Please copy all the lines that follow, word for word.

— START OF Records for the task —

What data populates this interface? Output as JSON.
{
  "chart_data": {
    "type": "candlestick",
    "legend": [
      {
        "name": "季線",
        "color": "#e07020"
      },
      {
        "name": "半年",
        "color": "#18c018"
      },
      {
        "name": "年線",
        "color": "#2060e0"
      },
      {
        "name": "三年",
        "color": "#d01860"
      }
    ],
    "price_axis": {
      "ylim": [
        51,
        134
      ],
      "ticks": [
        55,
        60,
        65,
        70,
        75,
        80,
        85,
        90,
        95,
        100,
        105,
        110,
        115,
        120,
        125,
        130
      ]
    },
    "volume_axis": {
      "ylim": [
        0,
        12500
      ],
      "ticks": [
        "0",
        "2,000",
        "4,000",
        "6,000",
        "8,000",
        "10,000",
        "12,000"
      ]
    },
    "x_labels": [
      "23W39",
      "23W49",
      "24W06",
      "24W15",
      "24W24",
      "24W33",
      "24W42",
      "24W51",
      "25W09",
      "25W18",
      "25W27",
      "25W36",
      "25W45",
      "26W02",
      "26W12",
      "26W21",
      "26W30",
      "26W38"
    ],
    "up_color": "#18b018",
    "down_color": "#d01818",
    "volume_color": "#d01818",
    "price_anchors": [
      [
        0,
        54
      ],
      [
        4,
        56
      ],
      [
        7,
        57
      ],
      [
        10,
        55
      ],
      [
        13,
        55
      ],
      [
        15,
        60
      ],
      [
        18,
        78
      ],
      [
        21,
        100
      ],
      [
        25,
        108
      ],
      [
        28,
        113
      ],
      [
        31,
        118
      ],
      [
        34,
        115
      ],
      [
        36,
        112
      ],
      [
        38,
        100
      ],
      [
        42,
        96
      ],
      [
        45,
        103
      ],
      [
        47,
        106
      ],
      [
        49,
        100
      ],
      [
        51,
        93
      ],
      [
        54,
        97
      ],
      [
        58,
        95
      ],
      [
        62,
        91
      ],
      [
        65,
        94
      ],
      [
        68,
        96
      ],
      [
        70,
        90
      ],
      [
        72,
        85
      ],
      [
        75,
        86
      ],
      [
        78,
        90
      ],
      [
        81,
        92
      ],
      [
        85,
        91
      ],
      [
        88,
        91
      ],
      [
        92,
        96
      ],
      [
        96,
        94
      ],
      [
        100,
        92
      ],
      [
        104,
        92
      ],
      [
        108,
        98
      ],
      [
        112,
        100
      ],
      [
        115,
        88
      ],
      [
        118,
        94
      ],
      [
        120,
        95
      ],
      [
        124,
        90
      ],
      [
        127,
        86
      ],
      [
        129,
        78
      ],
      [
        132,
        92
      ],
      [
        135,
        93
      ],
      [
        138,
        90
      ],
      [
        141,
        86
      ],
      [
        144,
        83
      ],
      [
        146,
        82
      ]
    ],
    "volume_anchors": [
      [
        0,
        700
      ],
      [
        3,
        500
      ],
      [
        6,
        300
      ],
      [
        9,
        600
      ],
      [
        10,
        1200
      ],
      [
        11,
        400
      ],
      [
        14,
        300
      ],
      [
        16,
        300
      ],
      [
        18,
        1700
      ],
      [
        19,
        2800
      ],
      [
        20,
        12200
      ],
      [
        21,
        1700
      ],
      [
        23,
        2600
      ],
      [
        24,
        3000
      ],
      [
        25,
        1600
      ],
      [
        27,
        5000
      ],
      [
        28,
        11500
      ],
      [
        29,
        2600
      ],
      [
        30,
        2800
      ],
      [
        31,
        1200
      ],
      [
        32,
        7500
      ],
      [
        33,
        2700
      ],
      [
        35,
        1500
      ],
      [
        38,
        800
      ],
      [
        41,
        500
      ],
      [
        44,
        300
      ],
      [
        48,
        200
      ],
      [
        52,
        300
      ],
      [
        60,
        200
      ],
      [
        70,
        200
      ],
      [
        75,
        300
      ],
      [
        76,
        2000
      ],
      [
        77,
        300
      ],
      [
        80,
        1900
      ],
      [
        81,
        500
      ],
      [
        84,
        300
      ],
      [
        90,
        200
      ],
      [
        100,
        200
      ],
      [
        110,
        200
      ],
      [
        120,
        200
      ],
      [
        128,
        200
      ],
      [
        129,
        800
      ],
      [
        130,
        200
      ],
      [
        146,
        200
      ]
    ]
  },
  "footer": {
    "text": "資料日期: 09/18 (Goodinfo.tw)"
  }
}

— END OF Records for the task —

Task answer:
What data populates this interface? Output as JSON.
{
  "chart_data": {
    "type": "candlestick",
    "legend": [
      {
        "name": "季線",
        "color": "#e07020"
      },
      {
        "name": "半年",
        "color": "#18c018"
      },
      {
        "name": "年線",
        "color": "#2060e0"
      },
      {
        "name": "三年",
        "color": "#d01860"
      }
    ],
    "price_axis": {
      "ylim": [
        51,
        134
      ],
      "ticks": [
        55,
        60,
        65,
        70,
        75,
        80,
        85,
        90,
        95,
        100,
        105,
        110,
        115,
        120,
        125,
        130
      ]
    },
    "volume_axis": {
      "ylim": [
        0,
        12500
      ],
      "ticks": [
        "0",
        "2,000",
        "4,000",
        "6,000",
        "8,000",
        "10,000",
        "12,000"
      ]
    },
    "x_labels": [
      "23W39",
      "23W49",
      "24W06",
      "24W15",
      "24W24",
      "24W33",
      "24W42",
      "24W51",
      "25W09",
      "25W18",
      "25W27",
      "25W36",
      "25W45",
      "26W02",
      "26W12",
      "26W21",
      "26W30",
      "26W38"
    ],
    "up_color": "#18b018",
    "down_color": "#d01818",
    "volume_color": "#d01818",
    "price_anchors": [
      [
        0,
        54
      ],
      [
        4,
        56
      ],
      [
        7,
        57
      ],
      [
        10,
        55
      ],
      [
        13,
        55
      ],
      [
        15,
        60
      ],
      [
        18,
        78
      ],
      [
        21,
        100
      ],
      [
        25,
        108
      ],
      [
        28,
        113
      ],
      [
        31,
        118
      ],
      [
        34,
        115
      ],
      [
        36,
        112
      ],
      [
        38,
        100
      ],
      [
        42,
        96
      ],
      [
        45,
        103
      ],
      [
        47,
        106
      ],
      [
        49,
        100
      ],
      [
        51,
        93
      ],
      [
        54,
        97
      ],
      [
        58,
        95
      ],
      [
        62,
        91
      ],
      [
        65,
        94
      ],
      [
        68,
        96
      ],
      [
        70,
        90
      ],
      [
        72,
        85
      ],
      [
        75,
        86
      ],
      [
        78,
        90
      ],
      [
        81,
        92
      ],
      [
        85,
        91
      ],
      [
        88,
        91
      ],
      [
        92,
        96
      ],
      [
        96,
        94
      ],
      [
        100,
        92
      ],
      [
        104,
        92
      ],
      [
        108,
        98
      ],
      [
        112,
        100
      ],
      [
        115,
        88
      ],
      [
        118,
        94
      ],
      [
        120,
        95
      ],
      [
        124,
        90
      ],
      [
        127,
        86
      ],
      [
        129,
        78
      ],
      [
        132,
        92
      ],
      [
        135,
        93
      ],
      [
        138,
        90
      ],
      [
        141,
        86
      ],
      [
        144,
        83
      ],
      [
        146,
        82
      ]
    ],
    "volume_anchors": [
      [
        0,
        700
      ],
      [
        3,
        500
      ],
      [
        6,
        300
      ],
      [
        9,
        600
      ],
      [
        10,
        1200
      ],
      [
        11,
        400
      ],
      [
        14,
        300
      ],
      [
        16,
        300
      ],
      [
        18,
        1700
      ],
      [
        19,
        2800
      ],
      [
        20,
        12200
      ],
      [
        21,
        1700
      ],
      [
        23,
        2600
      ],
      [
        24,
        3000
      ],
      [
        25,
        1600
      ],
      [
        27,
        5000
      ],
      [
        28,
        11500
      ],
      [
        29,
        2600
      ],
      [
        30,
        2800
      ],
      [
        31,
        1200
      ],
      [
        32,
        7500
      ],
      [
        33,
        2700
      ],
      [
        35,
        1500
      ],
      [
        38,
        800
      ],
      [
        41,
        500
      ],
      [
        44,
        300
      ],
      [
        48,
        200
      ],
      [
        52,
        300
      ],
      [
        60,
        200
      ],
      [
        70,
        200
      ],
      [
        75,
        300
      ],
      [
        76,
        2000
      ],
      [
        77,
        300
      ],
      [
        80,
        1900
      ],
      [
        81,
        500
      ],
      [
        84,
        300
      ],
      [
        90,
        200
      ],
      [
        100,
        200
      ],
      [
        110,
        200
      ],
      [
        120,
        200
      ],
      [
        128,
        200
      ],
      [
        129,
        800
      ],
      [
        130,
        200
      ],
      [
        146,
        200
      ]
    ]
  },
  "footer": {
    "text": "資料日期: 09/18 (Goodinfo.tw)"
  }
}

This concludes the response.